## Your instructions
Quote the listing below in its entirety.

____ Supplied information

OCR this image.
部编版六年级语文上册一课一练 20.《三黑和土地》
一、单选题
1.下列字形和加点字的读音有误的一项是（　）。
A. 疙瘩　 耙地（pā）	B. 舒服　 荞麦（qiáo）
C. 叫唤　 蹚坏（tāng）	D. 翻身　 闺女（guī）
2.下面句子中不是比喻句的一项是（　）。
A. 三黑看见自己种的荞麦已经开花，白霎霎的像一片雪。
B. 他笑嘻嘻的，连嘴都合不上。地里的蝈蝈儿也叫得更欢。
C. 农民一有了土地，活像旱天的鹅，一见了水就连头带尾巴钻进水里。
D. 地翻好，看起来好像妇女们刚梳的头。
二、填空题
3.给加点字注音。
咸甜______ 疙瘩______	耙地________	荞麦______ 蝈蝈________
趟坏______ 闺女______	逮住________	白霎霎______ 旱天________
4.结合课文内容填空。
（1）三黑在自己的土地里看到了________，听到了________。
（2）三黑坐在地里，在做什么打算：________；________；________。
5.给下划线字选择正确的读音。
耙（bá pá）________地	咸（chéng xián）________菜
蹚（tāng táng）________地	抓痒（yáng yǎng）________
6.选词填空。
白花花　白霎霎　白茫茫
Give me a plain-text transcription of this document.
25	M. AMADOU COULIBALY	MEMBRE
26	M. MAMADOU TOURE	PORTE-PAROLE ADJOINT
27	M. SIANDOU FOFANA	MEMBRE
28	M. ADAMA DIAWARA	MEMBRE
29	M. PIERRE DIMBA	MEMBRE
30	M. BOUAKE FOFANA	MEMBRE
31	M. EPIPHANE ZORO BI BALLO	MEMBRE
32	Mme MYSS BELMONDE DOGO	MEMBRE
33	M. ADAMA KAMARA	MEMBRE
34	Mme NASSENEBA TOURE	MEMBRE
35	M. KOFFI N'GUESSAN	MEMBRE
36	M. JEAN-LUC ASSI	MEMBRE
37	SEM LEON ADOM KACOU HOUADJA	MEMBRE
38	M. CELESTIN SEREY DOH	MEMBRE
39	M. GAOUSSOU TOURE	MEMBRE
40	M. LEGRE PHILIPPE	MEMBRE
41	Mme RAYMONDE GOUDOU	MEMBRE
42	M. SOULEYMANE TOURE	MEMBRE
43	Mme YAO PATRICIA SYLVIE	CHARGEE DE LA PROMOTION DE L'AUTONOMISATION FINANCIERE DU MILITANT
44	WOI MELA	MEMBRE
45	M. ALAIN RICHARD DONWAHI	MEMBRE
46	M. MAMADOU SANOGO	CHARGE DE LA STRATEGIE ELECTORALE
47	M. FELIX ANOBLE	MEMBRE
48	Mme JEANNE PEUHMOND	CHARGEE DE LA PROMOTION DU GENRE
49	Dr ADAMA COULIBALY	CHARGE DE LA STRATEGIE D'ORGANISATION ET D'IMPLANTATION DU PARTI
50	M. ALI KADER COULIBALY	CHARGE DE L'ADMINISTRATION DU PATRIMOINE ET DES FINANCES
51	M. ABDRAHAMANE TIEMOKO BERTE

________

## Response to this task
OCR this image.
部编版六年级语文上册一课一练 20.《三黑和土地》
一、单选题
1.下列字形和加点字的读音有误的一项是（　）。
A. 疙瘩　 耙地（pā）	B. 舒服　 荞麦（qiáo）
C. 叫唤　 蹚坏（tāng）	D. 翻身　 闺女（guī）
2.下面句子中不是比喻句的一项是（　）。
A. 三黑看见自己种的荞麦已经开花，白霎霎的像一片雪。
B. 他笑嘻嘻的，连嘴都合不上。地里的蝈蝈儿也叫得更欢。
C. 农民一有了土地，活像旱天的鹅，一见了水就连头带尾巴钻进水里。
D. 地翻好，看起来好像妇女们刚梳的头。
二、填空题
3.给加点字注音。
咸甜______ 疙瘩______	耙地________	荞麦______ 蝈蝈________
趟坏______ 闺女______	逮住________	白霎霎______ 旱天________
4.结合课文内容填空。
（1）三黑在自己的土地里看到了________，听到了________。
（2）三黑坐在地里，在做什么打算：________；________；________。
5.给下划线字选择正确的读音。
耙（bá pá）________地	咸（chéng xián）________菜
蹚（tāng táng）________地	抓痒（yáng yǎng）________
6.选词填空。
白花花　白霎霎　白茫茫
Give me a plain-text transcription of this document.
25	M. AMADOU COULIBALY	MEMBRE
26	M. MAMADOU TOURE	PORTE-PAROLE ADJOINT
27	M. SIANDOU FOFANA	MEMBRE
28	M. ADAMA DIAWARA	MEMBRE
29	M. PIERRE DIMBA	MEMBRE
30	M. BOUAKE FOFANA	MEMBRE
31	M. EPIPHANE ZORO BI BALLO	MEMBRE
32	Mme MYSS BELMONDE DOGO	MEMBRE
33	M. ADAMA KAMARA	MEMBRE
34	Mme NASSENEBA TOURE	MEMBRE
35	M. KOFFI N'GUESSAN	MEMBRE
36	M. JEAN-LUC ASSI	MEMBRE
37	SEM LEON ADOM KACOU HOUADJA	MEMBRE
38	M. CELESTIN SEREY DOH	MEMBRE
39	M. GAOUSSOU TOURE	MEMBRE
40	M. LEGRE PHILIPPE	MEMBRE
41	Mme RAYMONDE GOUDOU	MEMBRE
42	M. SOULEYMANE TOURE	MEMBRE
43	Mme YAO PATRICIA SYLVIE	CHARGEE DE LA PROMOTION DE L'AUTONOMISATION FINANCIERE DU MILITANT
44	WOI MELA	MEMBRE
45	M. ALAIN RICHARD DONWAHI	MEMBRE
46	M. MAMADOU SANOGO	CHARGE DE LA STRATEGIE ELECTORALE
47	M. FELIX ANOBLE	MEMBRE
48	Mme JEANNE PEUHMOND	CHARGEE DE LA PROMOTION DU GENRE
49	Dr ADAMA COULIBALY	CHARGE DE LA STRATEGIE D'ORGANISATION ET D'IMPLANTATION DU PARTI
50	M. ALI KADER COULIBALY	CHARGE DE L'ADMINISTRATION DU PATRIMOINE ET DES FINANCES
51	M. ABDRAHAMANE TIEMOKO BERTE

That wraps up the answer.